SOURCE MATERIAL:

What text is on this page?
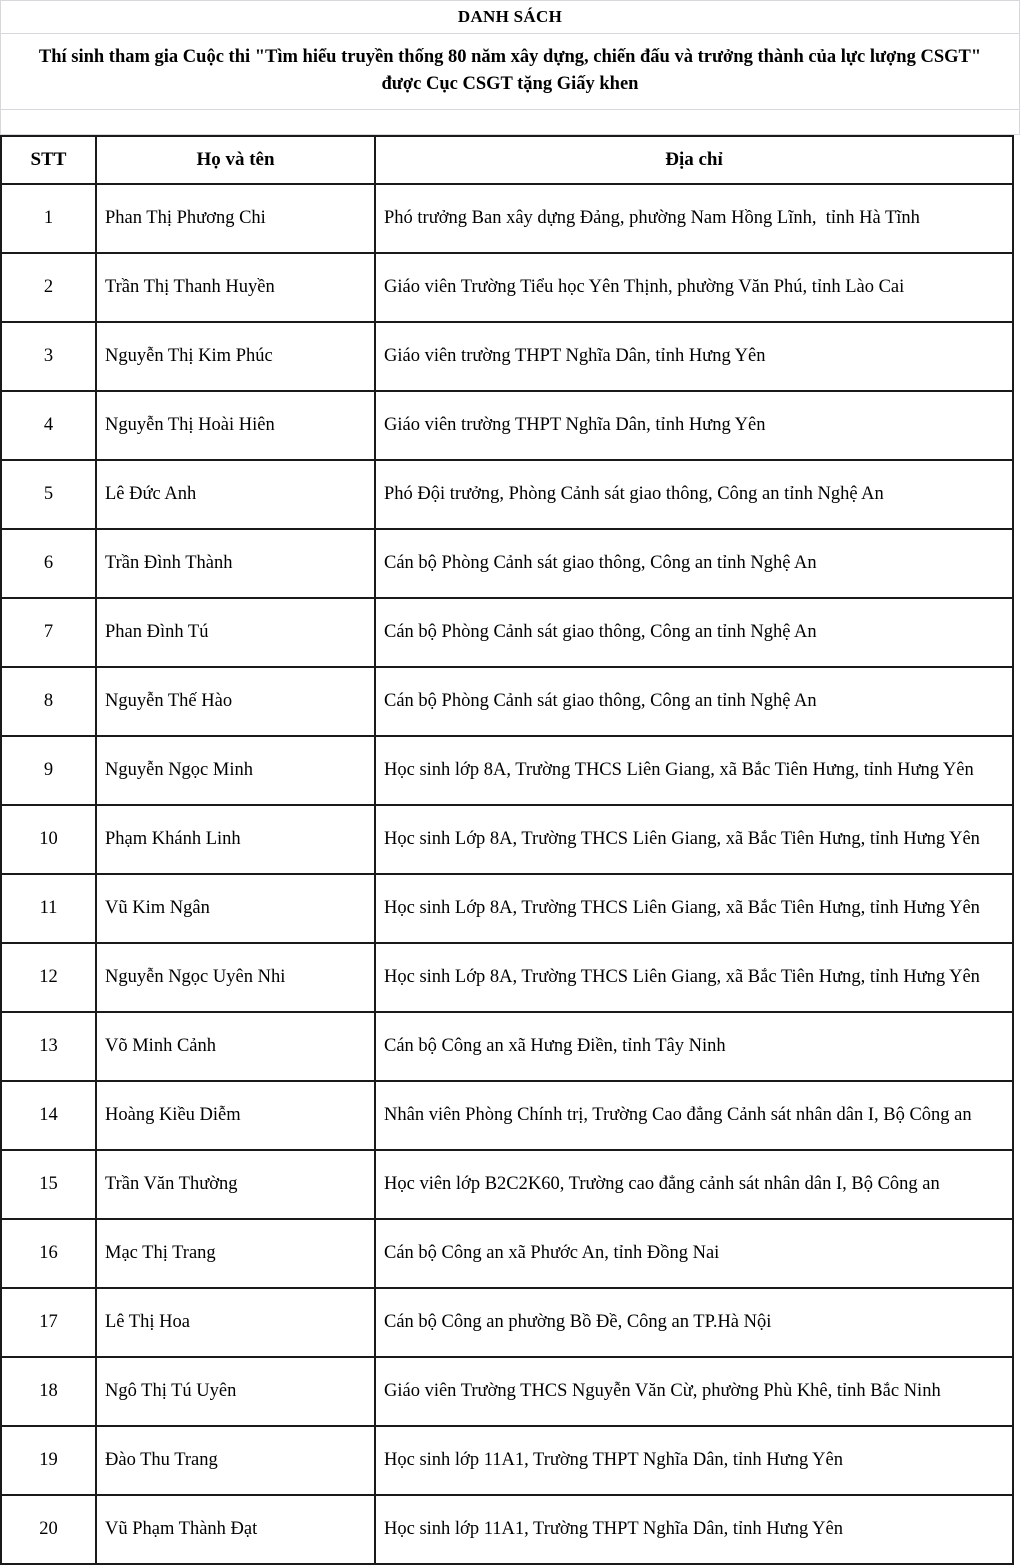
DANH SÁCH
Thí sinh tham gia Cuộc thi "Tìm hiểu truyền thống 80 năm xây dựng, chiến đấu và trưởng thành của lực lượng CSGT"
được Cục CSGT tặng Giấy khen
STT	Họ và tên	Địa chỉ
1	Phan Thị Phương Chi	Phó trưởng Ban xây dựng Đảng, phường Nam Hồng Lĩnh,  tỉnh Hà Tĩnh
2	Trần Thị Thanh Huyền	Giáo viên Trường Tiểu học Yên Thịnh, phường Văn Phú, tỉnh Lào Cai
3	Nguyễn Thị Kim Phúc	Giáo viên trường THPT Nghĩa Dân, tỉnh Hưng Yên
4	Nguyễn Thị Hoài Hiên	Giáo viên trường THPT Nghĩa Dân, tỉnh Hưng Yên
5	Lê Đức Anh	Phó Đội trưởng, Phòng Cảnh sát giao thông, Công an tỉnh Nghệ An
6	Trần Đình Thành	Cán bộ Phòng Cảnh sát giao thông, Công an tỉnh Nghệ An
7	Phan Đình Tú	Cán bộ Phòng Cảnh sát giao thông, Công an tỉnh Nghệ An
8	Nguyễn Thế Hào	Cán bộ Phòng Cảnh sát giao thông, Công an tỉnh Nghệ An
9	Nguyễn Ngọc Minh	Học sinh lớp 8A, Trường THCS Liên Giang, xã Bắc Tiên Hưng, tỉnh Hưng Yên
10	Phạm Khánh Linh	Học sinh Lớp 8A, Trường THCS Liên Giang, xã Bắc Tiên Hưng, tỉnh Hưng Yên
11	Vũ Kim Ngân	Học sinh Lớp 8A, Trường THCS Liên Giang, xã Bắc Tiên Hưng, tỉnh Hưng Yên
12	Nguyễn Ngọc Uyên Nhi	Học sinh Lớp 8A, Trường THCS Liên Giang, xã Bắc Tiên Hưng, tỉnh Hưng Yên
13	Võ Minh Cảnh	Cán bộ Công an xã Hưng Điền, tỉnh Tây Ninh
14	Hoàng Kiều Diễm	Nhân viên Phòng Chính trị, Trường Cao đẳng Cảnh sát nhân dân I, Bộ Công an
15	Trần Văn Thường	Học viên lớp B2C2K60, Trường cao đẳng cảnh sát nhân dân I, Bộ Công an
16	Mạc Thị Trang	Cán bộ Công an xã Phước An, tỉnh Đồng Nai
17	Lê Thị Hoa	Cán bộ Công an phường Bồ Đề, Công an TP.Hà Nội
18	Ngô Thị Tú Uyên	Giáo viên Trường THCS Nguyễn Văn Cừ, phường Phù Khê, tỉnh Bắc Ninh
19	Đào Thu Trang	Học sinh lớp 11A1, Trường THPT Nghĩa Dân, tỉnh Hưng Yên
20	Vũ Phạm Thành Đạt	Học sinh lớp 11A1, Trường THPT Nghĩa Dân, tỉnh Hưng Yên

* * *

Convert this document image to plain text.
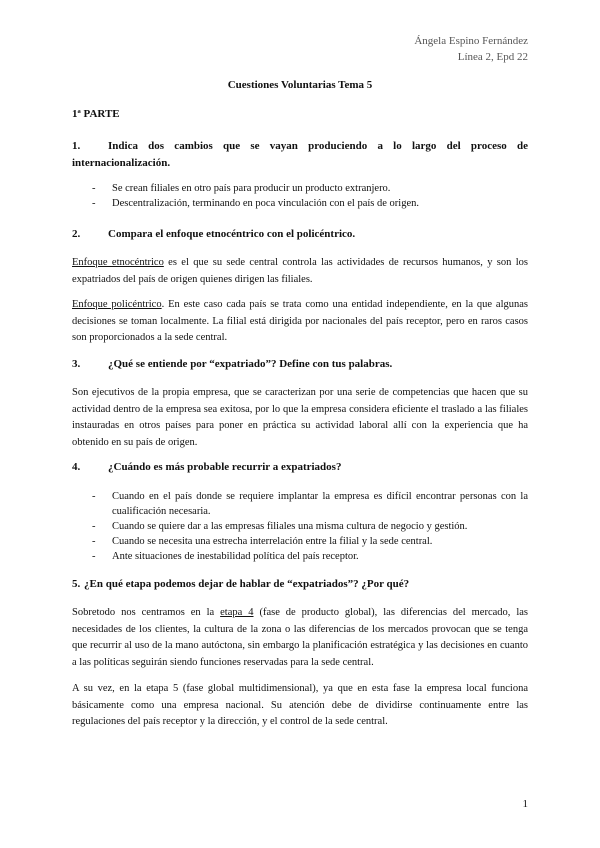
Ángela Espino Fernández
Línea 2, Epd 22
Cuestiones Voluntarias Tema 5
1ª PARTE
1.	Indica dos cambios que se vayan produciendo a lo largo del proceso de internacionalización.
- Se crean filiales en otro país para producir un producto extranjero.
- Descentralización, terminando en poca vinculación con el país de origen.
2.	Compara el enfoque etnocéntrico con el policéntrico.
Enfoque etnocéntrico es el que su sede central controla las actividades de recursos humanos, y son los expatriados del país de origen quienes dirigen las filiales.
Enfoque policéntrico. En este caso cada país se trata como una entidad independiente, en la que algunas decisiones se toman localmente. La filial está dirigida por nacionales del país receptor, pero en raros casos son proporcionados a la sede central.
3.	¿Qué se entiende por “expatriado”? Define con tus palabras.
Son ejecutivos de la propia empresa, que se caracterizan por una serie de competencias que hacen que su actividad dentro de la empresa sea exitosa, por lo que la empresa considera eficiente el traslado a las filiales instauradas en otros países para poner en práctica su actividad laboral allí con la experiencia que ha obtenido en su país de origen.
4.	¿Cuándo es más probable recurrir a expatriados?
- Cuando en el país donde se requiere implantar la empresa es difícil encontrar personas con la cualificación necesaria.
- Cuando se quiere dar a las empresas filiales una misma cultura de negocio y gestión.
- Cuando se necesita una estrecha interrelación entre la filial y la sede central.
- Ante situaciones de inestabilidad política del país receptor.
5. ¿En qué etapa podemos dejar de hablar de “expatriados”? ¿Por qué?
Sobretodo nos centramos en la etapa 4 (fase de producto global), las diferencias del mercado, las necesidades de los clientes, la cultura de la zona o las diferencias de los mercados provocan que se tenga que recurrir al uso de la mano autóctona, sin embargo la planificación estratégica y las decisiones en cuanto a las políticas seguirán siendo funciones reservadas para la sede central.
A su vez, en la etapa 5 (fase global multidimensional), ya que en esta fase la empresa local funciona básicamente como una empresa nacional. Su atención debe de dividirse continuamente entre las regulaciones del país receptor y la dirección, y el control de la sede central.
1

GOAL:
Count the lines in the records above that contain the word "Ngọc", and give only the number.

ANSWER TO THE TASK:
2